## Source material
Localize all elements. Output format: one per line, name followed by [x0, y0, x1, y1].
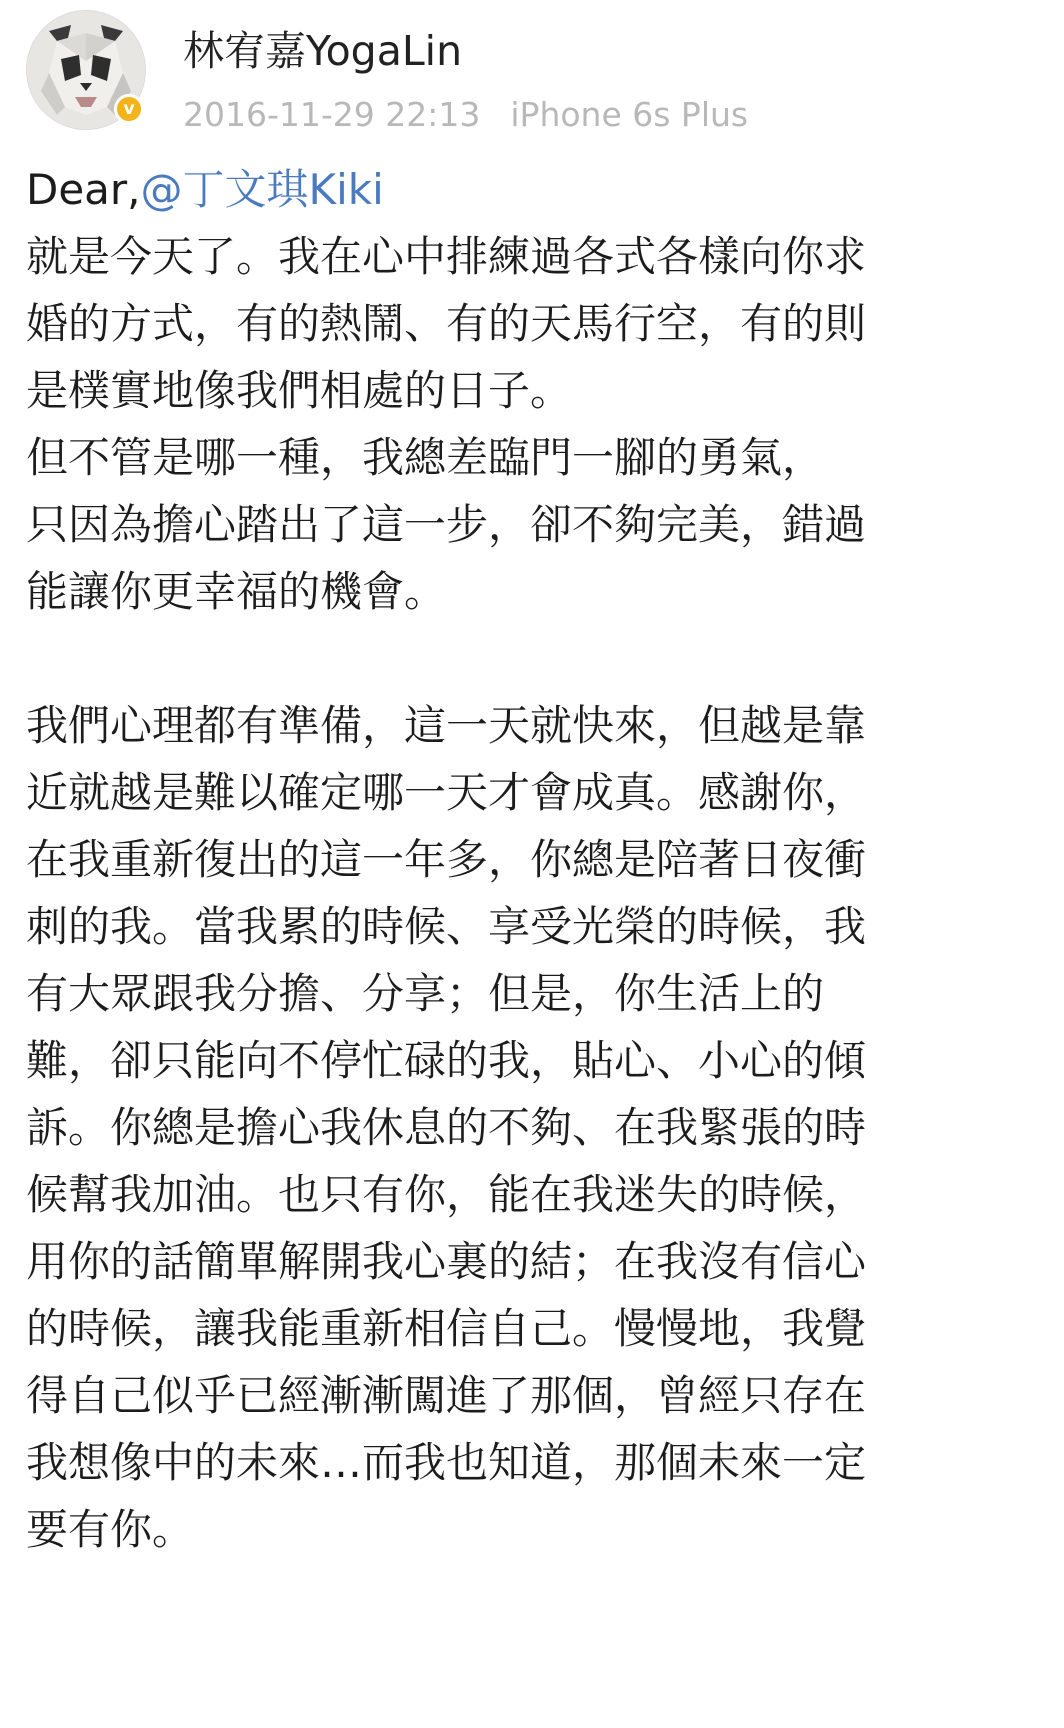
- text-line: 能讓你更幸福的機會。: [26, 567, 447, 616]
- text-line: 有大眾跟我分擔、分享；但是，你生活上的: [26, 969, 825, 1018]
- paragraph-1: [26, 223, 1036, 625]
- text-line: 訴。你總是擔心我休息的不夠、在我緊張的時: [26, 1103, 867, 1152]
- text-line: 的時候，讓我能重新相信自己。慢慢地，我覺: [26, 1304, 867, 1353]
- text-line: 就是今天了。我在心中排練過各式各樣向你求: [26, 232, 867, 281]
- verified-badge-icon: v: [114, 94, 144, 124]
- greeting-text: Dear,: [26, 165, 141, 214]
- text-line: 得自己似乎已經漸漸闖進了那個，曾經只存在: [26, 1371, 867, 1420]
- paragraph-gap: [26, 625, 1036, 692]
- post-meta: [183, 94, 748, 136]
- text-line: 刺的我。當我累的時候、享受光榮的時候，我: [26, 902, 867, 951]
- text-line: 近就越是難以確定哪一天才會成真。感謝你，: [26, 768, 867, 817]
- text-line: 但不管是哪一種，我總差臨門一腳的勇氣，: [26, 433, 825, 482]
- text-line: 用你的話簡單解開我心裏的結；在我沒有信心: [26, 1237, 867, 1286]
- post-header: [26, 10, 1026, 134]
- text-line: 難，卻只能向不停忙碌的我，貼心、小心的傾: [26, 1036, 867, 1085]
- text-line: 只因為擔心踏出了這一步，卻不夠完美，錯過: [26, 500, 867, 549]
- text-line: 婚的方式，有的熱鬧、有的天馬行空，有的則: [26, 299, 867, 348]
- mention-link[interactable]: @丁文琪Kiki: [140, 165, 384, 214]
- post-content: [26, 156, 1036, 1563]
- text-line: 在我重新復出的這一年多，你總是陪著日夜衝: [26, 835, 867, 884]
- text-line: 我們心理都有準備，這一天就快來，但越是靠: [26, 701, 867, 750]
- text-line: 要有你。: [26, 1505, 195, 1554]
- text-line: 我想像中的未來…而我也知道，那個未來一定: [26, 1438, 867, 1487]
- text-line: 是樸實地像我們相處的日子。: [26, 366, 573, 415]
- post-timestamp: 2016-11-29 22:13: [183, 95, 481, 134]
- author-name[interactable]: 林宥嘉YogaLin: [183, 27, 463, 75]
- text-line: 候幫我加油。也只有你，能在我迷失的時候，: [26, 1170, 867, 1219]
- paragraph-2: [26, 692, 1036, 1563]
- greeting-line: [26, 156, 1036, 223]
- post-source: iPhone 6s Plus: [510, 95, 749, 134]
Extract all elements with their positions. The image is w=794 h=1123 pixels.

## Set problem
From the records above, copy every line that contains the word "elements", counting only matches with the same case.

## Answer below
Localize all elements. Output format: one per line, name followed by [x0, y0, x1, y1].
Extract all elements with their positions. The image is w=794 h=1123 pixels.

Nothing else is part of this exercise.